##### Provided material #####
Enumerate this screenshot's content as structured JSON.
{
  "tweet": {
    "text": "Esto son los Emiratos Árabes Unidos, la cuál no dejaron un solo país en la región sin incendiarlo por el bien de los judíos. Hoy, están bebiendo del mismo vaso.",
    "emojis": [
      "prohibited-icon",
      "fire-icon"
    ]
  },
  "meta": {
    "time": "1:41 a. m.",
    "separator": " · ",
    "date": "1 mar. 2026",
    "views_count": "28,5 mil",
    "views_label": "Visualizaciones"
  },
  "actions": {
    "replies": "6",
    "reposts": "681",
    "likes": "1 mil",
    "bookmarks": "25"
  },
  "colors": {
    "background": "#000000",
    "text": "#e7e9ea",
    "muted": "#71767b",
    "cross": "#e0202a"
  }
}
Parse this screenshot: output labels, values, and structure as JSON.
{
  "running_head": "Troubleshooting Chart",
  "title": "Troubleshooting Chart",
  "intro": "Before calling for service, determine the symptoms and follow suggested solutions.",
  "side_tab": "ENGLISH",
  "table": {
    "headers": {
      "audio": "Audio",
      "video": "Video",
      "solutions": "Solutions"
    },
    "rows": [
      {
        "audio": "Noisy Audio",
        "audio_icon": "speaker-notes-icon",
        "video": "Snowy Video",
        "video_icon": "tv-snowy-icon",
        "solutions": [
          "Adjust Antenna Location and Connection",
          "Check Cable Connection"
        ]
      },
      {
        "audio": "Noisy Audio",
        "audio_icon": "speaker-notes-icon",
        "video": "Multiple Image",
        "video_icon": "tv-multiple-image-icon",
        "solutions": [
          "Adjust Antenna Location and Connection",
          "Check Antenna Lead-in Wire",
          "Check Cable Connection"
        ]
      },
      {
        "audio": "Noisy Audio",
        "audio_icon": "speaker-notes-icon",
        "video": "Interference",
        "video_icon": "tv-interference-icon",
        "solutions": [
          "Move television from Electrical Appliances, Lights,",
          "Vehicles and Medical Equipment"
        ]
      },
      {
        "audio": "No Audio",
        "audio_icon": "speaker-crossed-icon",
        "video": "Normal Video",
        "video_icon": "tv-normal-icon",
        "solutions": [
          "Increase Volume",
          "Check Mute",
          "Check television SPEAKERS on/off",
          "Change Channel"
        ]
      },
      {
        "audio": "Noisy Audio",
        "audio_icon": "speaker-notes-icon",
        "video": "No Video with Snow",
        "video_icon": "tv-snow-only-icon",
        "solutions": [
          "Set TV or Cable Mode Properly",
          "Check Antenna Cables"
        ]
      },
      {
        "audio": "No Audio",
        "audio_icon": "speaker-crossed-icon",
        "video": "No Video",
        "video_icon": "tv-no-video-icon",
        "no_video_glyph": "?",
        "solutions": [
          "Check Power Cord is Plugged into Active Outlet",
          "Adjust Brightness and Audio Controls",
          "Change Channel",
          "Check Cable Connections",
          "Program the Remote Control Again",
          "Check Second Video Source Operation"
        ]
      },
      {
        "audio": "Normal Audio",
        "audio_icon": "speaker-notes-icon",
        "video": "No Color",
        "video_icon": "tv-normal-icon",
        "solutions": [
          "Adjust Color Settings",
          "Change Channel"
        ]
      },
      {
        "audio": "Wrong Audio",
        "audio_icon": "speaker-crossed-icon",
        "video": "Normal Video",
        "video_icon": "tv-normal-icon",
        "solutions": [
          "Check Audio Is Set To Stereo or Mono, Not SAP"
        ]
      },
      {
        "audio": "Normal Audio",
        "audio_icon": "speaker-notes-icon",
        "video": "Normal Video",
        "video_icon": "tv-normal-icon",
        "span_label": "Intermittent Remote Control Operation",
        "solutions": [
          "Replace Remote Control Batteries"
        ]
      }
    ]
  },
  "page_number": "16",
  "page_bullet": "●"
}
#####
Output all of the data above without any alteration.

_Answer to the task_:
Enumerate this screenshot's content as structured JSON.
{
  "tweet": {
    "text": "Esto son los Emiratos Árabes Unidos, la cuál no dejaron un solo país en la región sin incendiarlo por el bien de los judíos. Hoy, están bebiendo del mismo vaso.",
    "emojis": [
      "prohibited-icon",
      "fire-icon"
    ]
  },
  "meta": {
    "time": "1:41 a. m.",
    "separator": " · ",
    "date": "1 mar. 2026",
    "views_count": "28,5 mil",
    "views_label": "Visualizaciones"
  },
  "actions": {
    "replies": "6",
    "reposts": "681",
    "likes": "1 mil",
    "bookmarks": "25"
  },
  "colors": {
    "background": "#000000",
    "text": "#e7e9ea",
    "muted": "#71767b",
    "cross": "#e0202a"
  }
}
Parse this screenshot: output labels, values, and structure as JSON.
{
  "running_head": "Troubleshooting Chart",
  "title": "Troubleshooting Chart",
  "intro": "Before calling for service, determine the symptoms and follow suggested solutions.",
  "side_tab": "ENGLISH",
  "table": {
    "headers": {
      "audio": "Audio",
      "video": "Video",
      "solutions": "Solutions"
    },
    "rows": [
      {
        "audio": "Noisy Audio",
        "audio_icon": "speaker-notes-icon",
        "video": "Snowy Video",
        "video_icon": "tv-snowy-icon",
        "solutions": [
          "Adjust Antenna Location and Connection",
          "Check Cable Connection"
        ]
      },
      {
        "audio": "Noisy Audio",
        "audio_icon": "speaker-notes-icon",
        "video": "Multiple Image",
        "video_icon": "tv-multiple-image-icon",
        "solutions": [
          "Adjust Antenna Location and Connection",
          "Check Antenna Lead-in Wire",
          "Check Cable Connection"
        ]
      },
      {
        "audio": "Noisy Audio",
        "audio_icon": "speaker-notes-icon",
        "video": "Interference",
        "video_icon": "tv-interference-icon",
        "solutions": [
          "Move television from Electrical Appliances, Lights,",
          "Vehicles and Medical Equipment"
        ]
      },
      {
        "audio": "No Audio",
        "audio_icon": "speaker-crossed-icon",
        "video": "Normal Video",
        "video_icon": "tv-normal-icon",
        "solutions": [
          "Increase Volume",
          "Check Mute",
          "Check television SPEAKERS on/off",
          "Change Channel"
        ]
      },
      {
        "audio": "Noisy Audio",
        "audio_icon": "speaker-notes-icon",
        "video": "No Video with Snow",
        "video_icon": "tv-snow-only-icon",
        "solutions": [
          "Set TV or Cable Mode Properly",
          "Check Antenna Cables"
        ]
      },
      {
        "audio": "No Audio",
        "audio_icon": "speaker-crossed-icon",
        "video": "No Video",
        "video_icon": "tv-no-video-icon",
        "no_video_glyph": "?",
        "solutions": [
          "Check Power Cord is Plugged into Active Outlet",
          "Adjust Brightness and Audio Controls",
          "Change Channel",
          "Check Cable Connections",
          "Program the Remote Control Again",
          "Check Second Video Source Operation"
        ]
      },
      {
        "audio": "Normal Audio",
        "audio_icon": "speaker-notes-icon",
        "video": "No Color",
        "video_icon": "tv-normal-icon",
        "solutions": [
          "Adjust Color Settings",
          "Change Channel"
        ]
      },
      {
        "audio": "Wrong Audio",
        "audio_icon": "speaker-crossed-icon",
        "video": "Normal Video",
        "video_icon": "tv-normal-icon",
        "solutions": [
          "Check Audio Is Set To Stereo or Mono, Not SAP"
        ]
      },
      {
        "audio": "Normal Audio",
        "audio_icon": "speaker-notes-icon",
        "video": "Normal Video",
        "video_icon": "tv-normal-icon",
        "span_label": "Intermittent Remote Control Operation",
        "solutions": [
          "Replace Remote Control Batteries"
        ]
      }
    ]
  },
  "page_number": "16",
  "page_bullet": "●"
}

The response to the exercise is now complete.